Extracts from a graphics dataset:
____________________

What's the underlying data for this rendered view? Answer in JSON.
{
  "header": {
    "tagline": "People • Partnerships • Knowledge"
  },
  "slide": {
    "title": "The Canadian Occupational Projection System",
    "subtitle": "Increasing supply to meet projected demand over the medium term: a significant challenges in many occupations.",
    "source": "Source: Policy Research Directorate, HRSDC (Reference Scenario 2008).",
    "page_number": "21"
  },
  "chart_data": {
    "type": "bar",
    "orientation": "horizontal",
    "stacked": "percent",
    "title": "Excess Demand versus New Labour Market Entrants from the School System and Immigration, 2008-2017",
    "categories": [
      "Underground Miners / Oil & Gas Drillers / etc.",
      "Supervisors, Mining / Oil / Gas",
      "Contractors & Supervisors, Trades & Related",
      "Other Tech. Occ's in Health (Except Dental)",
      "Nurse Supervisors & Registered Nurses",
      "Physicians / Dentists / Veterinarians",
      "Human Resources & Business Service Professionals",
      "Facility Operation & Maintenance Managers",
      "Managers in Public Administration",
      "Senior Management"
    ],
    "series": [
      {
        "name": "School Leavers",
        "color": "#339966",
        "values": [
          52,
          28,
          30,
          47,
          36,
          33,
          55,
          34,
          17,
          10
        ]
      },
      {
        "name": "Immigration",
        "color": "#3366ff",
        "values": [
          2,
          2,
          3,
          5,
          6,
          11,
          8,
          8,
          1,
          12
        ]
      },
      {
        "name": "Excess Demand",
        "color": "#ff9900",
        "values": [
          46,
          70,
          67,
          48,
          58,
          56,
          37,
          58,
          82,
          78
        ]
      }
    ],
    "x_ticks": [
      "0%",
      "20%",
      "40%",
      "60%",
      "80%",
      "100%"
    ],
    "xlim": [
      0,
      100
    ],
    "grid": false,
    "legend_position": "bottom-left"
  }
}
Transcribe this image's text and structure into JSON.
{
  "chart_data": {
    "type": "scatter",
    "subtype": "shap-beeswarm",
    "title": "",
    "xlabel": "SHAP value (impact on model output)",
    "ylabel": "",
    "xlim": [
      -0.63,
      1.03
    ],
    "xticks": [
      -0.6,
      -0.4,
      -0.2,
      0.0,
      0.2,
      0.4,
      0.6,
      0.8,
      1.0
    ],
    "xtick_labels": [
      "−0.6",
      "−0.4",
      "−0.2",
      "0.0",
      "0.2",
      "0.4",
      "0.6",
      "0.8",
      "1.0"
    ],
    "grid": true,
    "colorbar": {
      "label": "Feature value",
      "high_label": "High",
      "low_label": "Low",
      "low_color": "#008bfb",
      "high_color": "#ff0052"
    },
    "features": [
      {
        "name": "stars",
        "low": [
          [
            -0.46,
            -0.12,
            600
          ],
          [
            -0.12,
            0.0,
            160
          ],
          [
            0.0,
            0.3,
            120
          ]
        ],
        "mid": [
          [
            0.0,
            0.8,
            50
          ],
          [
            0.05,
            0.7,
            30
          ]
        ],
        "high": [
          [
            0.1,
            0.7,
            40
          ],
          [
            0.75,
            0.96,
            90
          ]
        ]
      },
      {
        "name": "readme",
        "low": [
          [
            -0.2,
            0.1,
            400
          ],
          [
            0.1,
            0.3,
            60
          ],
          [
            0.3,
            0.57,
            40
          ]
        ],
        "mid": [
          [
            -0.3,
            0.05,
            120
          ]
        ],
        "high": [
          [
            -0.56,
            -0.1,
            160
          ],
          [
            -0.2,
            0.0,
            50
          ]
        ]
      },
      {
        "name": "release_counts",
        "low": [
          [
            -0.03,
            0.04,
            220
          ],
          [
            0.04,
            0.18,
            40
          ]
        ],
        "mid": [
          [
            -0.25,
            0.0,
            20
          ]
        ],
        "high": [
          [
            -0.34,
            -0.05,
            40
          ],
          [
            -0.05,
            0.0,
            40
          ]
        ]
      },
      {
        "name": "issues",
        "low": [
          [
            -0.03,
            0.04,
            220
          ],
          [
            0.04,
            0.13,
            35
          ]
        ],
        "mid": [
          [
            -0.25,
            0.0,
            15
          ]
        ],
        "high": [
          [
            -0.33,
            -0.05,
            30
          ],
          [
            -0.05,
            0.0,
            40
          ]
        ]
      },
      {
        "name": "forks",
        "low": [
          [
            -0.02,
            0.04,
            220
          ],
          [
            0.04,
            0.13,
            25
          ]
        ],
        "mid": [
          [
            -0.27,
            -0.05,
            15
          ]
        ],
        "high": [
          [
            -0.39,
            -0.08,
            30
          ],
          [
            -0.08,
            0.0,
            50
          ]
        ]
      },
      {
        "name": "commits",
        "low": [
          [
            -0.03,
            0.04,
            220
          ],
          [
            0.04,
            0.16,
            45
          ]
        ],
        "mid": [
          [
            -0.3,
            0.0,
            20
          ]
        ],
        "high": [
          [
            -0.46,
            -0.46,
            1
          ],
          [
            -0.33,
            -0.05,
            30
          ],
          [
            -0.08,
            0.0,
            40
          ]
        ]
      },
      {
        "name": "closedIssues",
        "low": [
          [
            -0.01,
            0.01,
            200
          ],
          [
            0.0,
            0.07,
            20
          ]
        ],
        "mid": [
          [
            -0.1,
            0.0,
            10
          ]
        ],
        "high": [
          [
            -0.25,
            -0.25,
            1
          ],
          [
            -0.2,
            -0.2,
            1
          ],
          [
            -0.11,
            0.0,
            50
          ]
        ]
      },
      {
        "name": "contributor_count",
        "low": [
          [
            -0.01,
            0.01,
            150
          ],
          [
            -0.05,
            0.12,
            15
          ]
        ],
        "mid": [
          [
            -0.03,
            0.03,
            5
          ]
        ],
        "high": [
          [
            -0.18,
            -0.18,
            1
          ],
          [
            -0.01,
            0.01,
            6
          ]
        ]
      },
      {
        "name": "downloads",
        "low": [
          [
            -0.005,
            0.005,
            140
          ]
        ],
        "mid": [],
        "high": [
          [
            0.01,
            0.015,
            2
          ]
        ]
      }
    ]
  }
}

____________________

● **Challenge**
Restate the data above word for word, please.

● **Result of this task**
What's the underlying data for this rendered view? Answer in JSON.
{
  "header": {
    "tagline": "People • Partnerships • Knowledge"
  },
  "slide": {
    "title": "The Canadian Occupational Projection System",
    "subtitle": "Increasing supply to meet projected demand over the medium term: a significant challenges in many occupations.",
    "source": "Source: Policy Research Directorate, HRSDC (Reference Scenario 2008).",
    "page_number": "21"
  },
  "chart_data": {
    "type": "bar",
    "orientation": "horizontal",
    "stacked": "percent",
    "title": "Excess Demand versus New Labour Market Entrants from the School System and Immigration, 2008-2017",
    "categories": [
      "Underground Miners / Oil & Gas Drillers / etc.",
      "Supervisors, Mining / Oil / Gas",
      "Contractors & Supervisors, Trades & Related",
      "Other Tech. Occ's in Health (Except Dental)",
      "Nurse Supervisors & Registered Nurses",
      "Physicians / Dentists / Veterinarians",
      "Human Resources & Business Service Professionals",
      "Facility Operation & Maintenance Managers",
      "Managers in Public Administration",
      "Senior Management"
    ],
    "series": [
      {
        "name": "School Leavers",
        "color": "#339966",
        "values": [
          52,
          28,
          30,
          47,
          36,
          33,
          55,
          34,
          17,
          10
        ]
      },
      {
        "name": "Immigration",
        "color": "#3366ff",
        "values": [
          2,
          2,
          3,
          5,
          6,
          11,
          8,
          8,
          1,
          12
        ]
      },
      {
        "name": "Excess Demand",
        "color": "#ff9900",
        "values": [
          46,
          70,
          67,
          48,
          58,
          56,
          37,
          58,
          82,
          78
        ]
      }
    ],
    "x_ticks": [
      "0%",
      "20%",
      "40%",
      "60%",
      "80%",
      "100%"
    ],
    "xlim": [
      0,
      100
    ],
    "grid": false,
    "legend_position": "bottom-left"
  }
}
Transcribe this image's text and structure into JSON.
{
  "chart_data": {
    "type": "scatter",
    "subtype": "shap-beeswarm",
    "title": "",
    "xlabel": "SHAP value (impact on model output)",
    "ylabel": "",
    "xlim": [
      -0.63,
      1.03
    ],
    "xticks": [
      -0.6,
      -0.4,
      -0.2,
      0.0,
      0.2,
      0.4,
      0.6,
      0.8,
      1.0
    ],
    "xtick_labels": [
      "−0.6",
      "−0.4",
      "−0.2",
      "0.0",
      "0.2",
      "0.4",
      "0.6",
      "0.8",
      "1.0"
    ],
    "grid": true,
    "colorbar": {
      "label": "Feature value",
      "high_label": "High",
      "low_label": "Low",
      "low_color": "#008bfb",
      "high_color": "#ff0052"
    },
    "features": [
      {
        "name": "stars",
        "low": [
          [
            -0.46,
            -0.12,
            600
          ],
          [
            -0.12,
            0.0,
            160
          ],
          [
            0.0,
            0.3,
            120
          ]
        ],
        "mid": [
          [
            0.0,
            0.8,
            50
          ],
          [
            0.05,
            0.7,
            30
          ]
        ],
        "high": [
          [
            0.1,
            0.7,
            40
          ],
          [
            0.75,
            0.96,
            90
          ]
        ]
      },
      {
        "name": "readme",
        "low": [
          [
            -0.2,
            0.1,
            400
          ],
          [
            0.1,
            0.3,
            60
          ],
          [
            0.3,
            0.57,
            40
          ]
        ],
        "mid": [
          [
            -0.3,
            0.05,
            120
          ]
        ],
        "high": [
          [
            -0.56,
            -0.1,
            160
          ],
          [
            -0.2,
            0.0,
            50
          ]
        ]
      },
      {
        "name": "release_counts",
        "low": [
          [
            -0.03,
            0.04,
            220
          ],
          [
            0.04,
            0.18,
            40
          ]
        ],
        "mid": [
          [
            -0.25,
            0.0,
            20
          ]
        ],
        "high": [
          [
            -0.34,
            -0.05,
            40
          ],
          [
            -0.05,
            0.0,
            40
          ]
        ]
      },
      {
        "name": "issues",
        "low": [
          [
            -0.03,
            0.04,
            220
          ],
          [
            0.04,
            0.13,
            35
          ]
        ],
        "mid": [
          [
            -0.25,
            0.0,
            15
          ]
        ],
        "high": [
          [
            -0.33,
            -0.05,
            30
          ],
          [
            -0.05,
            0.0,
            40
          ]
        ]
      },
      {
        "name": "forks",
        "low": [
          [
            -0.02,
            0.04,
            220
          ],
          [
            0.04,
            0.13,
            25
          ]
        ],
        "mid": [
          [
            -0.27,
            -0.05,
            15
          ]
        ],
        "high": [
          [
            -0.39,
            -0.08,
            30
          ],
          [
            -0.08,
            0.0,
            50
          ]
        ]
      },
      {
        "name": "commits",
        "low": [
          [
            -0.03,
            0.04,
            220
          ],
          [
            0.04,
            0.16,
            45
          ]
        ],
        "mid": [
          [
            -0.3,
            0.0,
            20
          ]
        ],
        "high": [
          [
            -0.46,
            -0.46,
            1
          ],
          [
            -0.33,
            -0.05,
            30
          ],
          [
            -0.08,
            0.0,
            40
          ]
        ]
      },
      {
        "name": "closedIssues",
        "low": [
          [
            -0.01,
            0.01,
            200
          ],
          [
            0.0,
            0.07,
            20
          ]
        ],
        "mid": [
          [
            -0.1,
            0.0,
            10
          ]
        ],
        "high": [
          [
            -0.25,
            -0.25,
            1
          ],
          [
            -0.2,
            -0.2,
            1
          ],
          [
            -0.11,
            0.0,
            50
          ]
        ]
      },
      {
        "name": "contributor_count",
        "low": [
          [
            -0.01,
            0.01,
            150
          ],
          [
            -0.05,
            0.12,
            15
          ]
        ],
        "mid": [
          [
            -0.03,
            0.03,
            5
          ]
        ],
        "high": [
          [
            -0.18,
            -0.18,
            1
          ],
          [
            -0.01,
            0.01,
            6
          ]
        ]
      },
      {
        "name": "downloads",
        "low": [
          [
            -0.005,
            0.005,
            140
          ]
        ],
        "mid": [],
        "high": [
          [
            0.01,
            0.015,
            2
          ]
        ]
      }
    ]
  }
}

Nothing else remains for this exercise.